---------- Records for the task ----------
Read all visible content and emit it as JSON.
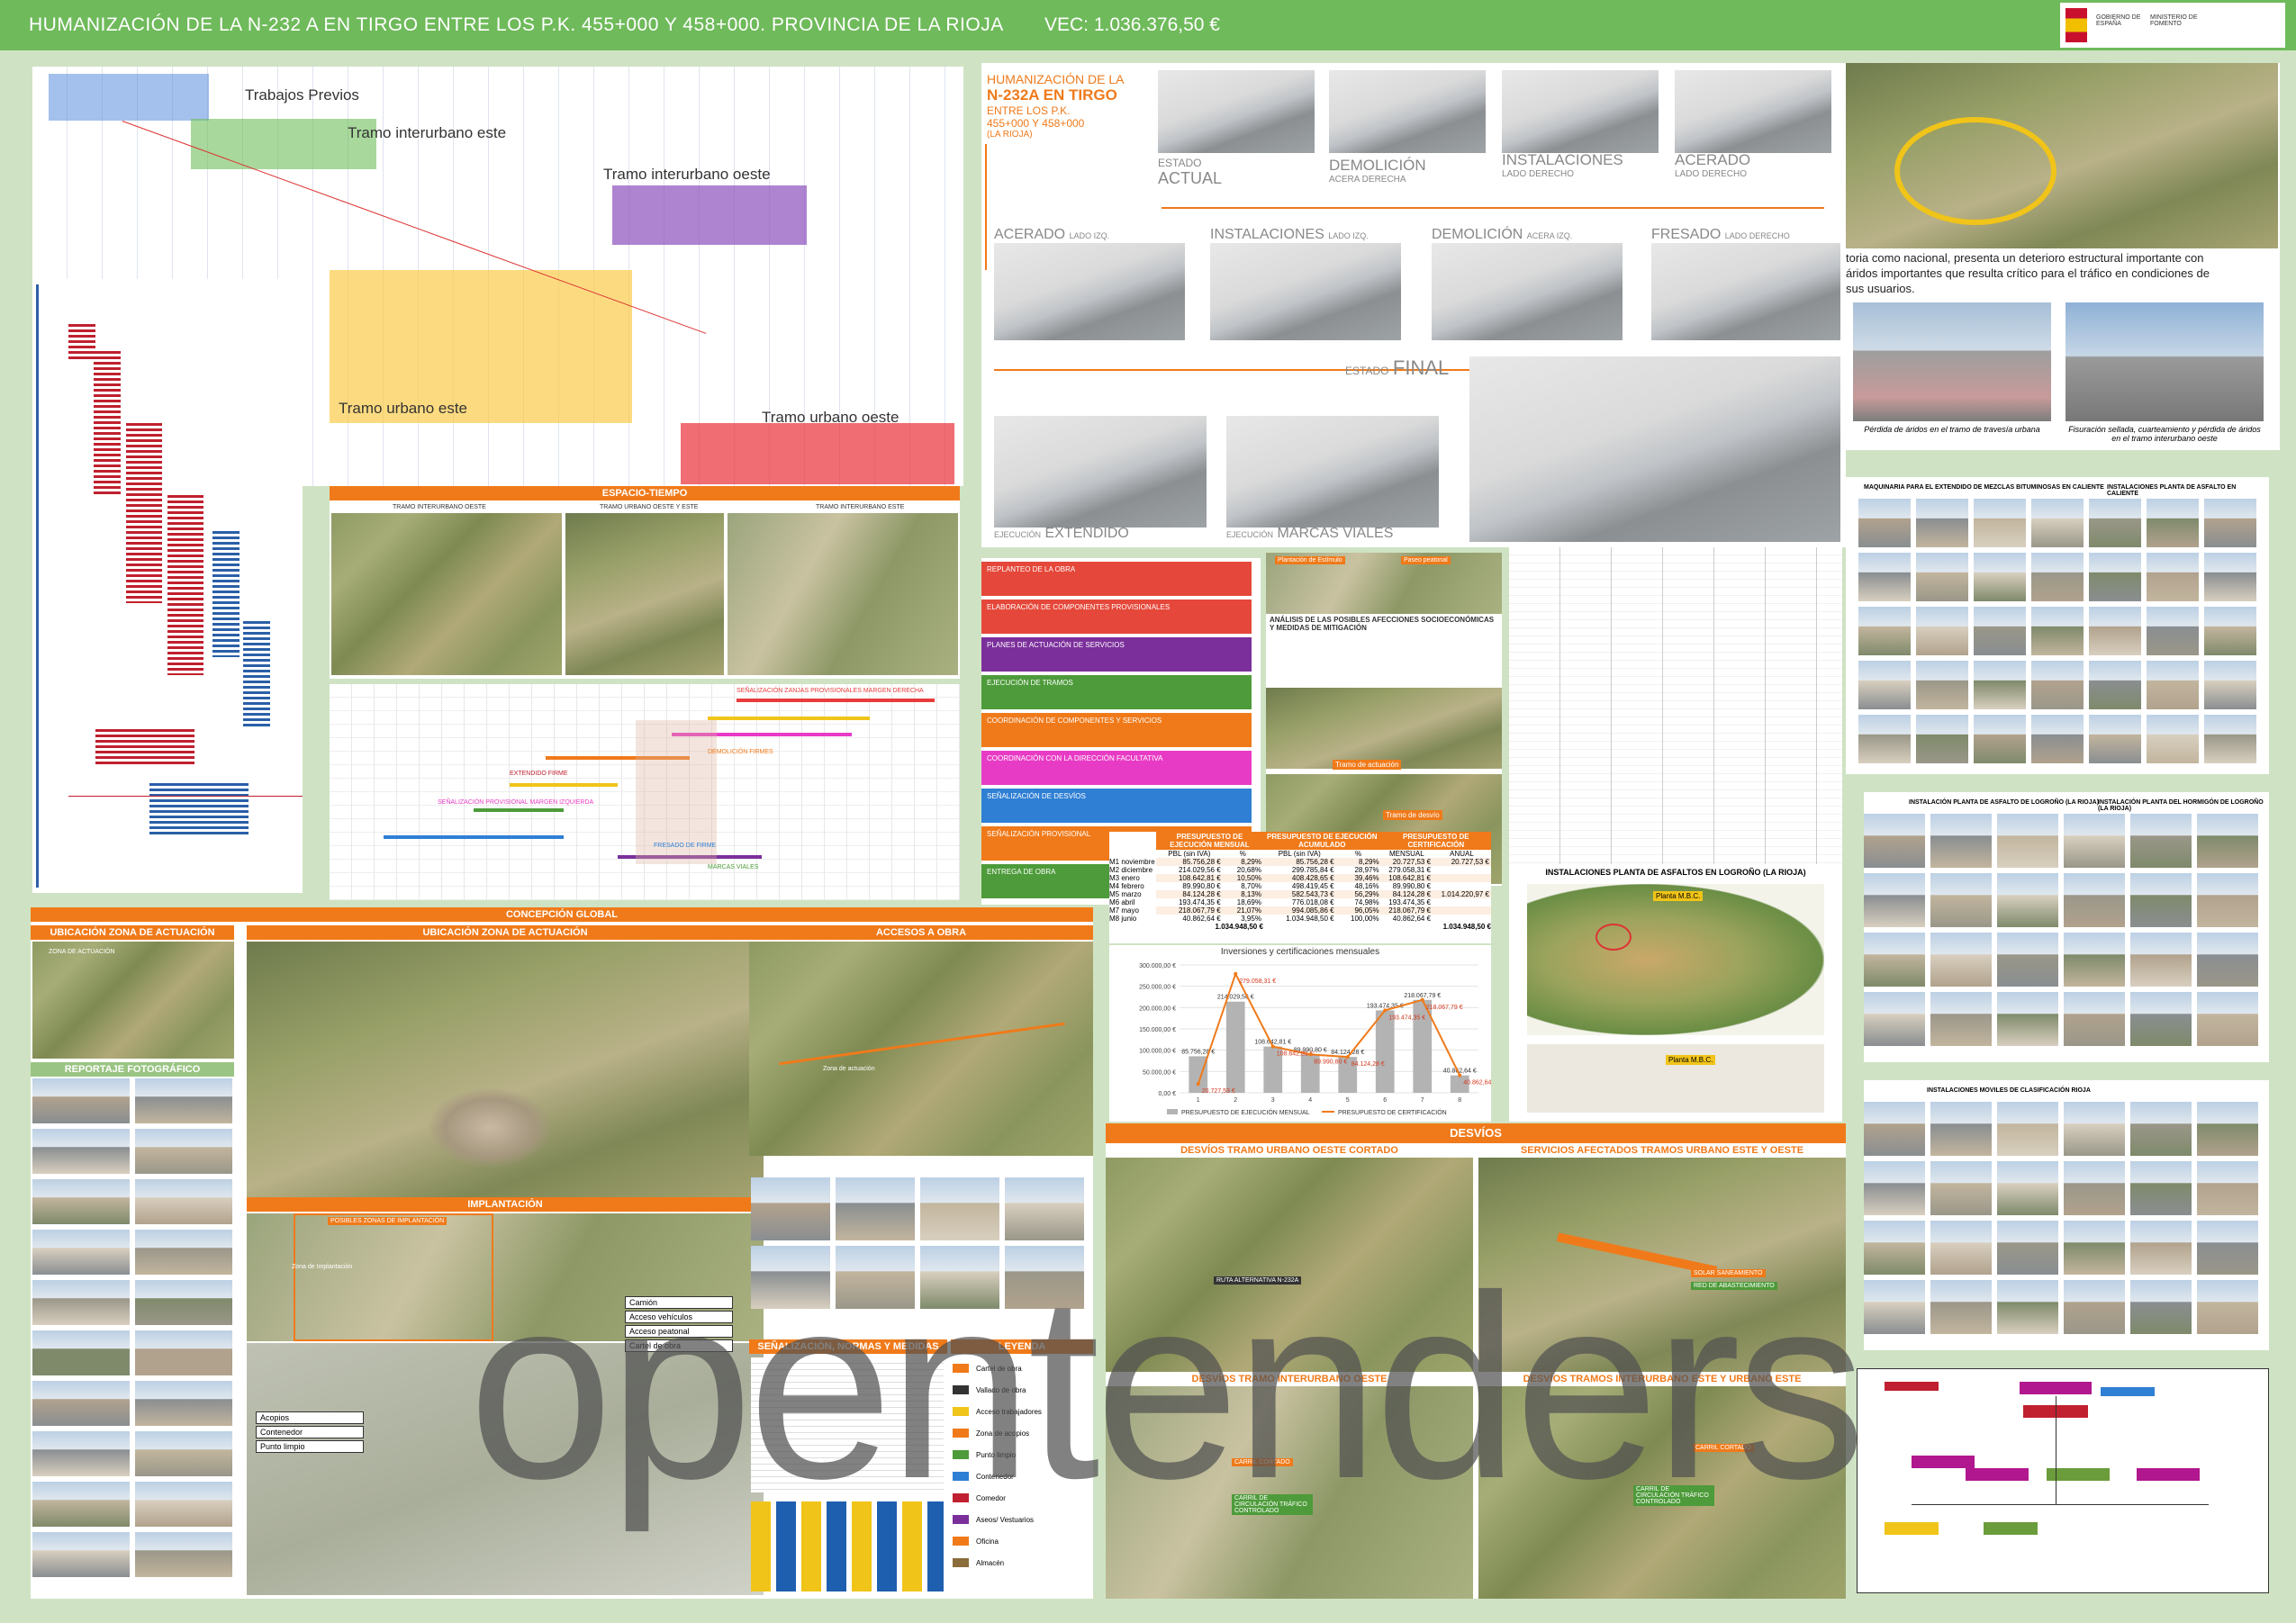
{
  "header": {
    "title": "HUMANIZACIÓN DE LA N-232 A EN TIRGO ENTRE LOS P.K. 455+000 Y 458+000. PROVINCIA DE LA RIOJA",
    "vec": "VEC: 1.036.376,50 €",
    "logo": {
      "line1": "GOBIERNO DE ESPAÑA",
      "line2": "MINISTERIO DE FOMENTO"
    },
    "colors": {
      "bar": "#6fba5b",
      "accent": "#f07a1a"
    }
  },
  "gantt": {
    "labels": [
      "Trabajos Previos",
      "Tramo interurbano este",
      "Tramo interurbano oeste",
      "Tramo urbano este",
      "Tramo urbano oeste"
    ]
  },
  "espacio_tiempo": {
    "title": "ESPACIO-TIEMPO",
    "cols": [
      "TRAMO INTERURBANO OESTE",
      "TRAMO URBANO OESTE Y ESTE",
      "TRAMO INTERURBANO ESTE"
    ]
  },
  "timeline_rows": [
    "SEÑALIZACIÓN ZANJAS PROVISIONALES MARGEN DERECHA",
    "DEMOLICIÓN FIRMES",
    "SEÑALIZACIÓN PROVISIONAL MARGEN IZQUIERDA",
    "FRESADO DE FIRME",
    "EXTENDIDO FIRME",
    "MARCAS VIALES"
  ],
  "renders": {
    "intro": {
      "l1": "HUMANIZACIÓN DE LA",
      "l2": "N-232A EN TIRGO",
      "l3": "ENTRE LOS P.K.",
      "l4": "455+000 Y 458+000",
      "l5": "(LA RIOJA)"
    },
    "row1": [
      {
        "pre": "ESTADO",
        "main": "ACTUAL",
        "sub": ""
      },
      {
        "pre": "",
        "main": "DEMOLICIÓN",
        "sub": "ACERA DERECHA"
      },
      {
        "pre": "",
        "main": "INSTALACIONES",
        "sub": "LADO DERECHO"
      },
      {
        "pre": "",
        "main": "ACERADO",
        "sub": "LADO DERECHO"
      }
    ],
    "row2": [
      {
        "main": "ACERADO",
        "sub": "LADO IZQ."
      },
      {
        "main": "INSTALACIONES",
        "sub": "LADO IZQ."
      },
      {
        "main": "DEMOLICIÓN",
        "sub": "ACERA IZQ."
      },
      {
        "main": "FRESADO",
        "sub": "LADO DERECHO"
      }
    ],
    "final": {
      "pre": "ESTADO",
      "main": "FINAL"
    },
    "row3": [
      {
        "pre": "EJECUCIÓN",
        "main": "EXTENDIDO"
      },
      {
        "pre": "EJECUCIÓN",
        "main": "MARCAS VIALES"
      }
    ]
  },
  "intro_text": {
    "line1": "toria como nacional, presenta un deterioro estructural importante con",
    "line2": "áridos importantes que resulta crítico para el tráfico en condiciones de",
    "line3": "sus usuarios.",
    "photo1": "Pérdida de áridos en el tramo de travesía urbana",
    "photo2": "Fisuración sellada, cuarteamiento y pérdida de áridos en el tramo interurbano oeste"
  },
  "process_steps": [
    {
      "t": "REPLANTEO DE LA OBRA",
      "c": "#e5483a"
    },
    {
      "t": "ELABORACIÓN DE COMPONENTES PROVISIONALES",
      "c": "#e5483a"
    },
    {
      "t": "PLANES DE ACTUACIÓN DE SERVICIOS",
      "c": "#7b2f9b"
    },
    {
      "t": "EJECUCIÓN DE TRAMOS",
      "c": "#4d9b3a"
    },
    {
      "t": "COORDINACIÓN DE COMPONENTES Y SERVICIOS",
      "c": "#f07a1a"
    },
    {
      "t": "COORDINACIÓN CON LA DIRECCIÓN FACULTATIVA",
      "c": "#e83bc5"
    },
    {
      "t": "SEÑALIZACIÓN DE DESVÍOS",
      "c": "#2f7fd4"
    },
    {
      "t": "SEÑALIZACIÓN PROVISIONAL",
      "c": "#f07a1a"
    },
    {
      "t": "ENTREGA DE OBRA",
      "c": "#4d9b3a"
    }
  ],
  "afecciones": {
    "title": "ANÁLISIS DE LAS POSIBLES AFECCIONES SOCIOECONÓMICAS Y MEDIDAS DE MITIGACIÓN",
    "a": "Plantación de Estímulo",
    "b": "Paseo peatonal",
    "c": "Tramo de actuación",
    "d": "Tramo de desvío"
  },
  "presupuesto": {
    "headers": [
      "PRESUPUESTO DE EJECUCIÓN MENSUAL",
      "PRESUPUESTO DE EJECUCIÓN ACUMULADO",
      "PRESUPUESTO DE CERTIFICACIÓN"
    ],
    "sub": [
      "PBL (sin IVA)",
      "%",
      "PBL (sin IVA)",
      "%",
      "MENSUAL",
      "ANUAL"
    ],
    "years": [
      "2023",
      "2024"
    ],
    "rows": [
      [
        "M1",
        "noviembre",
        "85.756,28 €",
        "8,29%",
        "85.756,28 €",
        "8,29%",
        "20.727,53 €",
        "20.727,53 €"
      ],
      [
        "M2",
        "diciembre",
        "214.029,56 €",
        "20,68%",
        "299.785,84 €",
        "28,97%",
        "279.058,31 €",
        ""
      ],
      [
        "M3",
        "enero",
        "108.642,81 €",
        "10,50%",
        "408.428,65 €",
        "39,46%",
        "108.642,81 €",
        ""
      ],
      [
        "M4",
        "febrero",
        "89.990,80 €",
        "8,70%",
        "498.419,45 €",
        "48,16%",
        "89.990,80 €",
        ""
      ],
      [
        "M5",
        "marzo",
        "84.124,28 €",
        "8,13%",
        "582.543,73 €",
        "56,29%",
        "84.124,28 €",
        "1.014.220,97 €"
      ],
      [
        "M6",
        "abril",
        "193.474,35 €",
        "18,69%",
        "776.018,08 €",
        "74,98%",
        "193.474,35 €",
        ""
      ],
      [
        "M7",
        "mayo",
        "218.067,79 €",
        "21,07%",
        "994.085,86 €",
        "96,05%",
        "218.067,79 €",
        ""
      ],
      [
        "M8",
        "junio",
        "40.862,64 €",
        "3,95%",
        "1.034.948,50 €",
        "100,00%",
        "40.862,64 €",
        ""
      ]
    ],
    "totals": [
      "1.034.948,50 €",
      "1.034.948,50 €"
    ]
  },
  "chart_data": {
    "type": "bar",
    "title": "Inversiones y certificaciones mensuales",
    "categories": [
      "1",
      "2",
      "3",
      "4",
      "5",
      "6",
      "7",
      "8"
    ],
    "yticks": [
      "0,00 €",
      "50.000,00 €",
      "100.000,00 €",
      "150.000,00 €",
      "200.000,00 €",
      "250.000,00 €",
      "300.000,00 €"
    ],
    "ylim": [
      0,
      300000
    ],
    "series": [
      {
        "name": "PRESUPUESTO DE EJECUCIÓN MENSUAL",
        "values": [
          85756.28,
          214029.56,
          108642.81,
          89990.8,
          84124.28,
          193474.35,
          218067.79,
          40862.64
        ],
        "color": "#b3b3b3"
      },
      {
        "name": "PRESUPUESTO DE CERTIFICACIÓN",
        "values": [
          20727.53,
          279058.31,
          108642.81,
          89990.8,
          84124.28,
          193474.35,
          218067.79,
          40862.64
        ],
        "color": "#f07a1a"
      }
    ],
    "bar_labels": [
      "85.756,28 €",
      "214.029,56 €",
      "108.642,81 €",
      "89.990,80 €",
      "84.124,28 €",
      "193.474,35 €",
      "218.067,79 €",
      "40.862,64 €"
    ],
    "line_labels": [
      "20.727,53 €",
      "279.058,31 €",
      "108.642,81 €",
      "89.990,80 €",
      "84.124,28 €",
      "193.474,35 €",
      "218.067,79 €",
      "40.862,64 €"
    ],
    "legend": "bottom"
  },
  "planta": {
    "title": "INSTALACIONES PLANTA DE ASFALTOS EN LOGROÑO (LA RIOJA)",
    "label": "Planta M.B.C."
  },
  "concepcion": {
    "title": "CONCEPCIÓN GLOBAL",
    "ubic_small": "UBICACIÓN ZONA DE ACTUACIÓN",
    "zona": "ZONA DE ACTUACIÓN",
    "reportaje": "REPORTAJE FOTOGRÁFICO",
    "ubic_big": "UBICACIÓN ZONA DE ACTUACIÓN",
    "implantacion": "IMPLANTACIÓN",
    "posibles": "POSIBLES ZONAS DE IMPLANTACIÓN",
    "zona_impl": "Zona de Implantación",
    "accesos": "ACCESOS A OBRA",
    "zona_act": "Zona de actuación",
    "legend_items": [
      "Camión",
      "Acceso vehículos",
      "Acceso peatonal",
      "Cartel de obra"
    ],
    "legend_items2": [
      "Acopios",
      "Contenedor",
      "Punto limpio"
    ],
    "senal": "SEÑALIZACIÓN, NORMAS Y MEDIDAS PREVENTIVAS",
    "leyenda": "LEYENDA",
    "leyenda_items": [
      "Cartel de obra",
      "Vallado de obra",
      "Acceso trabajadores",
      "Zona de acopios",
      "Punto limpio",
      "Contenedor",
      "Comedor",
      "Aseos/ Vestuarios",
      "Oficina",
      "Almacén"
    ]
  },
  "desvios": {
    "title": "DESVÍOS",
    "q": [
      "DESVÍOS TRAMO URBANO OESTE CORTADO",
      "SERVICIOS AFECTADOS TRAMOS URBANO ESTE Y OESTE",
      "DESVÍOS TRAMO INTERURBANO OESTE",
      "DESVÍOS TRAMOS INTERURBANO ESTE Y URBANO ESTE"
    ],
    "ruta": "RUTA ALTERNATIVA N-232A",
    "carril_a": "CARRIL CORTADO",
    "carril_b": "CARRIL DE CIRCULACIÓN TRÁFICO CONTROLADO",
    "carril_c": "CARRIL DE CIRCULACIÓN TRÁFICO CONTROLADO",
    "sat": "SOLAR SANEAMIENTO",
    "red": "RED DE ABASTECIMIENTO"
  },
  "maquinaria": {
    "t1": "MAQUINARIA PARA EL EXTENDIDO DE MEZCLAS BITUMINOSAS EN CALIENTE",
    "t2": "INSTALACIONES PLANTA DE ASFALTO EN CALIENTE",
    "t3": "INSTALACIÓN PLANTA DE ASFALTO DE LOGROÑO (LA RIOJA)",
    "t4": "INSTALACIÓN PLANTA DEL HORMIGÓN DE LOGROÑO (LA RIOJA)",
    "t5": "INSTALACIONES MOVILES DE CLASIFICACIÓN RIOJA"
  },
  "watermark": "opentenders"
}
----------
### Set task
Every line in the data that holds "MEDIDAS" should be copied out.

### Problem solution
    "title": "ANÁLISIS DE LAS POSIBLES AFECCIONES SOCIOECONÓMICAS Y MEDIDAS DE MITIGACIÓN",
    "senal": "SEÑALIZACIÓN, NORMAS Y MEDIDAS PREVENTIVAS",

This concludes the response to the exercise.